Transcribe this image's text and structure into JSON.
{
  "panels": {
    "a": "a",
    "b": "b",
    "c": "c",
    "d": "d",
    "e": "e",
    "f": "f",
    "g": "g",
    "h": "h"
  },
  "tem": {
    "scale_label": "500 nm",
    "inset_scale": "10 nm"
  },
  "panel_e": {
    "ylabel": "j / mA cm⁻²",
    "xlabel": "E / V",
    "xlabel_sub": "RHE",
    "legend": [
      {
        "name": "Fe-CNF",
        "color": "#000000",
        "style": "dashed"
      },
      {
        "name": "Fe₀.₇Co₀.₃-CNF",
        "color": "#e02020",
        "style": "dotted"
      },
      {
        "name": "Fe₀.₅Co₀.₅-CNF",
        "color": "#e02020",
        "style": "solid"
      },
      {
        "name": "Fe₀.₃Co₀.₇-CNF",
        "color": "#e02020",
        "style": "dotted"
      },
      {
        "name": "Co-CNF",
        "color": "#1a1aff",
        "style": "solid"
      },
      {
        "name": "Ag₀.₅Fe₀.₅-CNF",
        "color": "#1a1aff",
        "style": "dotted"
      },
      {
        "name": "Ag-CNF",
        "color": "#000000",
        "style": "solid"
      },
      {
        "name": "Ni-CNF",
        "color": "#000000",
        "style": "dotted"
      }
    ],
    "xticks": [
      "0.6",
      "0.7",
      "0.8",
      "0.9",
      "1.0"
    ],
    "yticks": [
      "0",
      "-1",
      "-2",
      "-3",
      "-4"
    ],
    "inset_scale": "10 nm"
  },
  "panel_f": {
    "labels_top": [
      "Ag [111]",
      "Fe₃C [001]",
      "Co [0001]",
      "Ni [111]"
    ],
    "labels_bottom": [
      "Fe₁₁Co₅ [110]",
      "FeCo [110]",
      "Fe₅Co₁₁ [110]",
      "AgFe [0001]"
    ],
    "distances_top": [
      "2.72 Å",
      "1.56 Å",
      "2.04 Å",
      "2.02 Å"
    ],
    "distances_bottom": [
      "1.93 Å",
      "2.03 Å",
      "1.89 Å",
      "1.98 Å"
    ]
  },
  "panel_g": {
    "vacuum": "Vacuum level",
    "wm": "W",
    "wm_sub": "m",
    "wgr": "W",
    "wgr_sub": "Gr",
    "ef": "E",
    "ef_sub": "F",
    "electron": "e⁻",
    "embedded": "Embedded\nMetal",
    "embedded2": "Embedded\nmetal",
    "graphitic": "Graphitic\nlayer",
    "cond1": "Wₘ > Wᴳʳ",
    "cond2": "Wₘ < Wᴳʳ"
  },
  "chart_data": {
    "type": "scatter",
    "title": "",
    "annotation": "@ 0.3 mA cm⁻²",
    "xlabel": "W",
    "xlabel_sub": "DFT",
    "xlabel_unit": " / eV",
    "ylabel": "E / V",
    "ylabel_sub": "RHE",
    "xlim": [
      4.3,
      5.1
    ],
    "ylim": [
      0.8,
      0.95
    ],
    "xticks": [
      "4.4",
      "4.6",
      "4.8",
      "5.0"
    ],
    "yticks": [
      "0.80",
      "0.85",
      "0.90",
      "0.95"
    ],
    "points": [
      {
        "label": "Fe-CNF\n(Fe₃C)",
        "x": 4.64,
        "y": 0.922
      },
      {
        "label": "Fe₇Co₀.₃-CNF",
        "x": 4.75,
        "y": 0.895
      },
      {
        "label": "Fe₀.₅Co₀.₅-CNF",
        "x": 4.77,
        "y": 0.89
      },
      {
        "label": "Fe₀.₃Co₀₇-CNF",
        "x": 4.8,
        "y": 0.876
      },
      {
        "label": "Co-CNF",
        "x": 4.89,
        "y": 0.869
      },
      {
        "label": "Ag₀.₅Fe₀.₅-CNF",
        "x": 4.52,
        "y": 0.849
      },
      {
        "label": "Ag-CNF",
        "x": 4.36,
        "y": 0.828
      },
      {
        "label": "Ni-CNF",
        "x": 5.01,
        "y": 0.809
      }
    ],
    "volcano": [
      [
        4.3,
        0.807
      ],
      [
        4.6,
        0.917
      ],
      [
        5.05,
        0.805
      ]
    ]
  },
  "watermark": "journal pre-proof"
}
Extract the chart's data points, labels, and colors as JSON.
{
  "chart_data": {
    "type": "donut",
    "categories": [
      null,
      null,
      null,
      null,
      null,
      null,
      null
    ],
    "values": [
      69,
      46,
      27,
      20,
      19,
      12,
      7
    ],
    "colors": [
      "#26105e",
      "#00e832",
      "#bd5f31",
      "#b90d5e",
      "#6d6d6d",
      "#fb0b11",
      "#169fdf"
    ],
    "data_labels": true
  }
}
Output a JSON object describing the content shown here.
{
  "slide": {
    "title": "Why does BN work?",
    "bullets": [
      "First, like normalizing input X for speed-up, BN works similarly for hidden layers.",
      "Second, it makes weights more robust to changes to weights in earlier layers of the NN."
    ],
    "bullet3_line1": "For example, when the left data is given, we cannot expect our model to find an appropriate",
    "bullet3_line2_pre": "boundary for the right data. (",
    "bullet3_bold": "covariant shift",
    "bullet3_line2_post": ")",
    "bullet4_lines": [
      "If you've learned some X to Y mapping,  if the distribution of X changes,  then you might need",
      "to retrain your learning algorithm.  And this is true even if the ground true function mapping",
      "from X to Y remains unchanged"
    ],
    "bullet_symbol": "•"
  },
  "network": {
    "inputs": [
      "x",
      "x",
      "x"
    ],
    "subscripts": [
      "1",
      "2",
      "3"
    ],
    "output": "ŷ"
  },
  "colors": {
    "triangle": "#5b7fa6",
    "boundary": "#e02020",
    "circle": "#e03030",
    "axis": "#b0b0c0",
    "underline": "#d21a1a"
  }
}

============

SET EXERCISE: Extract all lines from the data in which "₅Fe₀" is found.

EXERCISE OUTPUT:
        "name": "Ag₀.₅Fe₀.₅-CNF",
        "label": "Ag₀.₅Fe₀.₅-CNF",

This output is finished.